YOUR OBJECTIVE -
Where does the string "phase" appear? Copy every line of the entries below that holds it.

▬▬▬▬▬▬

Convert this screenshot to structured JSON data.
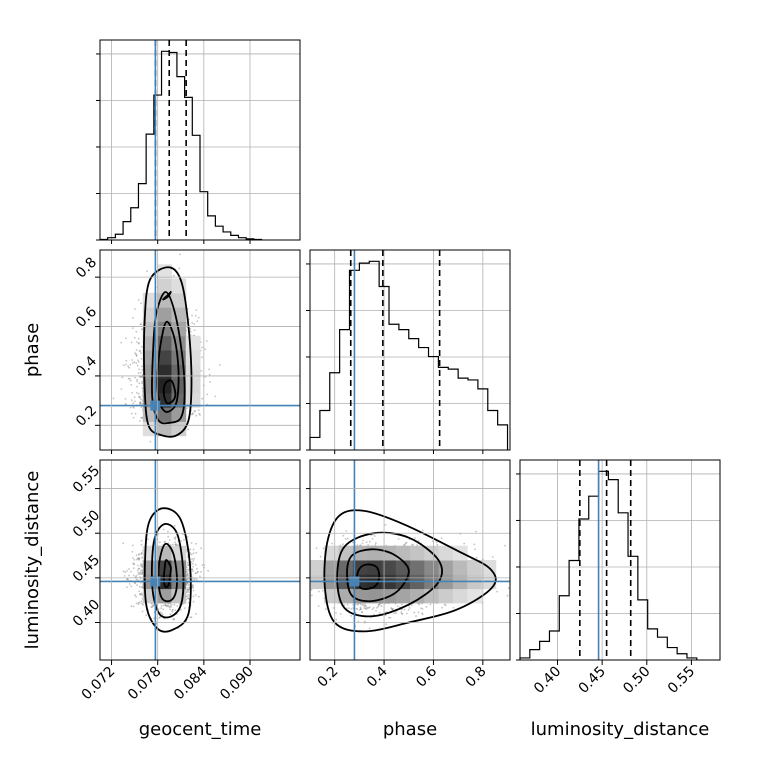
{
  "chart_data": {
    "type": "corner",
    "parameters": [
      "geocent_time",
      "phase",
      "luminosity_distance"
    ],
    "axis_labels": {
      "geocent_time": "geocent_time",
      "phase": "phase",
      "luminosity_distance": "luminosity_distance"
    },
    "ranges": {
      "geocent_time": [
        0.0705,
        0.0965
      ],
      "phase": [
        0.1,
        0.91
      ],
      "luminosity_distance": [
        0.358,
        0.582
      ]
    },
    "ticks": {
      "geocent_time": [
        0.072,
        0.078,
        0.084,
        0.09
      ],
      "phase": [
        0.2,
        0.4,
        0.6,
        0.8
      ],
      "luminosity_distance": [
        0.4,
        0.45,
        0.5,
        0.55
      ]
    },
    "tick_labels": {
      "geocent_time": [
        "0.072",
        "0.078",
        "0.084",
        "0.090"
      ],
      "phase": [
        "0.2",
        "0.4",
        "0.6",
        "0.8"
      ],
      "luminosity_distance": [
        "0.40",
        "0.45",
        "0.50",
        "0.55"
      ]
    },
    "truths": {
      "geocent_time": 0.0777,
      "phase": 0.28,
      "luminosity_distance": 0.446
    },
    "quantiles": {
      "geocent_time": [
        0.0777,
        0.0795,
        0.0817
      ],
      "phase": [
        0.265,
        0.395,
        0.625
      ],
      "luminosity_distance": [
        0.425,
        0.455,
        0.482
      ]
    },
    "histograms": {
      "geocent_time": {
        "edges": [
          0.0705,
          0.0715,
          0.0725,
          0.0735,
          0.0745,
          0.0755,
          0.0765,
          0.0775,
          0.0785,
          0.0795,
          0.0805,
          0.0815,
          0.0825,
          0.0835,
          0.0845,
          0.0855,
          0.0865,
          0.0875,
          0.0885,
          0.0895,
          0.0905,
          0.0915
        ],
        "counts": [
          0.5,
          2,
          5,
          16,
          28,
          49,
          92,
          126,
          164,
          163,
          142,
          124,
          91,
          42,
          21,
          12,
          7,
          4,
          2,
          1,
          0.5
        ]
      },
      "phase": {
        "edges": [
          0.1,
          0.14,
          0.18,
          0.22,
          0.26,
          0.3,
          0.34,
          0.38,
          0.42,
          0.46,
          0.5,
          0.54,
          0.58,
          0.62,
          0.66,
          0.7,
          0.74,
          0.78,
          0.82,
          0.86,
          0.9
        ],
        "counts": [
          7,
          22,
          43,
          67,
          100,
          104,
          105,
          91,
          70,
          67,
          62,
          57,
          52,
          46,
          45,
          40,
          39,
          34,
          22,
          14
        ]
      },
      "luminosity_distance": {
        "edges": [
          0.358,
          0.369,
          0.38,
          0.391,
          0.402,
          0.413,
          0.424,
          0.435,
          0.446,
          0.457,
          0.468,
          0.479,
          0.49,
          0.501,
          0.512,
          0.523,
          0.534,
          0.545,
          0.556
        ],
        "counts": [
          1,
          5,
          9,
          14,
          31,
          48,
          68,
          79,
          91,
          87,
          71,
          50,
          29,
          15,
          11,
          6,
          3,
          1
        ]
      }
    },
    "pairs": [
      {
        "x": "geocent_time",
        "y": "phase",
        "peak": [
          0.0792,
          0.34
        ],
        "spread": [
          0.0018,
          0.1
        ],
        "contour_levels": [
          [
            [
              0.0787,
              0.71
            ],
            [
              0.0794,
              0.73
            ],
            [
              0.0797,
              0.74
            ],
            [
              0.0793,
              0.72
            ]
          ],
          [
            [
              0.0798,
              0.38
            ],
            [
              0.0803,
              0.33
            ],
            [
              0.08,
              0.3
            ],
            [
              0.0792,
              0.29
            ],
            [
              0.0788,
              0.33
            ],
            [
              0.079,
              0.37
            ]
          ],
          [
            [
              0.0792,
              0.62
            ],
            [
              0.0802,
              0.55
            ],
            [
              0.0807,
              0.42
            ],
            [
              0.0805,
              0.3
            ],
            [
              0.0797,
              0.26
            ],
            [
              0.0788,
              0.26
            ],
            [
              0.0781,
              0.31
            ],
            [
              0.078,
              0.42
            ],
            [
              0.0785,
              0.55
            ]
          ],
          [
            [
              0.079,
              0.74
            ],
            [
              0.0802,
              0.66
            ],
            [
              0.0812,
              0.48
            ],
            [
              0.0815,
              0.32
            ],
            [
              0.081,
              0.23
            ],
            [
              0.0795,
              0.21
            ],
            [
              0.0781,
              0.22
            ],
            [
              0.0773,
              0.31
            ],
            [
              0.0774,
              0.5
            ],
            [
              0.0778,
              0.65
            ]
          ],
          [
            [
              0.0795,
              0.84
            ],
            [
              0.0811,
              0.78
            ],
            [
              0.082,
              0.6
            ],
            [
              0.0824,
              0.38
            ],
            [
              0.082,
              0.22
            ],
            [
              0.0805,
              0.16
            ],
            [
              0.0785,
              0.16
            ],
            [
              0.0768,
              0.2
            ],
            [
              0.0763,
              0.36
            ],
            [
              0.0763,
              0.62
            ],
            [
              0.077,
              0.79
            ]
          ]
        ]
      },
      {
        "x": "geocent_time",
        "y": "luminosity_distance",
        "peak": [
          0.079,
          0.452
        ],
        "spread": [
          0.0017,
          0.017
        ],
        "contour_levels": [
          [
            [
              0.0791,
              0.47
            ],
            [
              0.0797,
              0.462
            ],
            [
              0.0796,
              0.452
            ],
            [
              0.0794,
              0.442
            ],
            [
              0.079,
              0.44
            ],
            [
              0.0788,
              0.448
            ],
            [
              0.0789,
              0.46
            ]
          ],
          [
            [
              0.079,
              0.488
            ],
            [
              0.08,
              0.478
            ],
            [
              0.0805,
              0.452
            ],
            [
              0.0803,
              0.432
            ],
            [
              0.0795,
              0.424
            ],
            [
              0.0785,
              0.428
            ],
            [
              0.0781,
              0.448
            ],
            [
              0.0783,
              0.472
            ]
          ],
          [
            [
              0.0788,
              0.51
            ],
            [
              0.0805,
              0.5
            ],
            [
              0.0813,
              0.46
            ],
            [
              0.0811,
              0.422
            ],
            [
              0.0798,
              0.407
            ],
            [
              0.0782,
              0.41
            ],
            [
              0.0773,
              0.44
            ],
            [
              0.0775,
              0.49
            ]
          ],
          [
            [
              0.0788,
              0.528
            ],
            [
              0.081,
              0.515
            ],
            [
              0.0822,
              0.465
            ],
            [
              0.082,
              0.41
            ],
            [
              0.08,
              0.392
            ],
            [
              0.078,
              0.393
            ],
            [
              0.0765,
              0.42
            ],
            [
              0.0764,
              0.48
            ],
            [
              0.077,
              0.515
            ]
          ]
        ]
      },
      {
        "x": "phase",
        "y": "luminosity_distance",
        "peak": [
          0.33,
          0.452
        ],
        "spread": [
          0.12,
          0.018
        ],
        "contour_levels": [
          [
            [
              0.33,
              0.465
            ],
            [
              0.37,
              0.462
            ],
            [
              0.38,
              0.45
            ],
            [
              0.36,
              0.44
            ],
            [
              0.31,
              0.438
            ],
            [
              0.29,
              0.448
            ],
            [
              0.3,
              0.46
            ]
          ],
          [
            [
              0.35,
              0.482
            ],
            [
              0.44,
              0.476
            ],
            [
              0.5,
              0.458
            ],
            [
              0.45,
              0.434
            ],
            [
              0.35,
              0.424
            ],
            [
              0.27,
              0.43
            ],
            [
              0.25,
              0.455
            ],
            [
              0.27,
              0.475
            ]
          ],
          [
            [
              0.36,
              0.5
            ],
            [
              0.5,
              0.495
            ],
            [
              0.62,
              0.47
            ],
            [
              0.62,
              0.445
            ],
            [
              0.5,
              0.42
            ],
            [
              0.35,
              0.407
            ],
            [
              0.24,
              0.416
            ],
            [
              0.21,
              0.45
            ],
            [
              0.24,
              0.485
            ]
          ],
          [
            [
              0.32,
              0.525
            ],
            [
              0.48,
              0.51
            ],
            [
              0.7,
              0.48
            ],
            [
              0.83,
              0.46
            ],
            [
              0.84,
              0.44
            ],
            [
              0.7,
              0.415
            ],
            [
              0.5,
              0.4
            ],
            [
              0.32,
              0.39
            ],
            [
              0.2,
              0.4
            ],
            [
              0.16,
              0.44
            ],
            [
              0.17,
              0.49
            ],
            [
              0.22,
              0.52
            ]
          ]
        ]
      }
    ],
    "grid": true,
    "truth_color": "#4682b4",
    "line_color": "#000000"
  }
}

▬▬▬▬▬▬

REPLY -
      "phase",
      "phase": "phase",
      "phase": [
      "phase": [
      "phase": [
      "phase": 0.28,
      "phase": [
      "phase": {
        "y": "phase",
        "x": "phase",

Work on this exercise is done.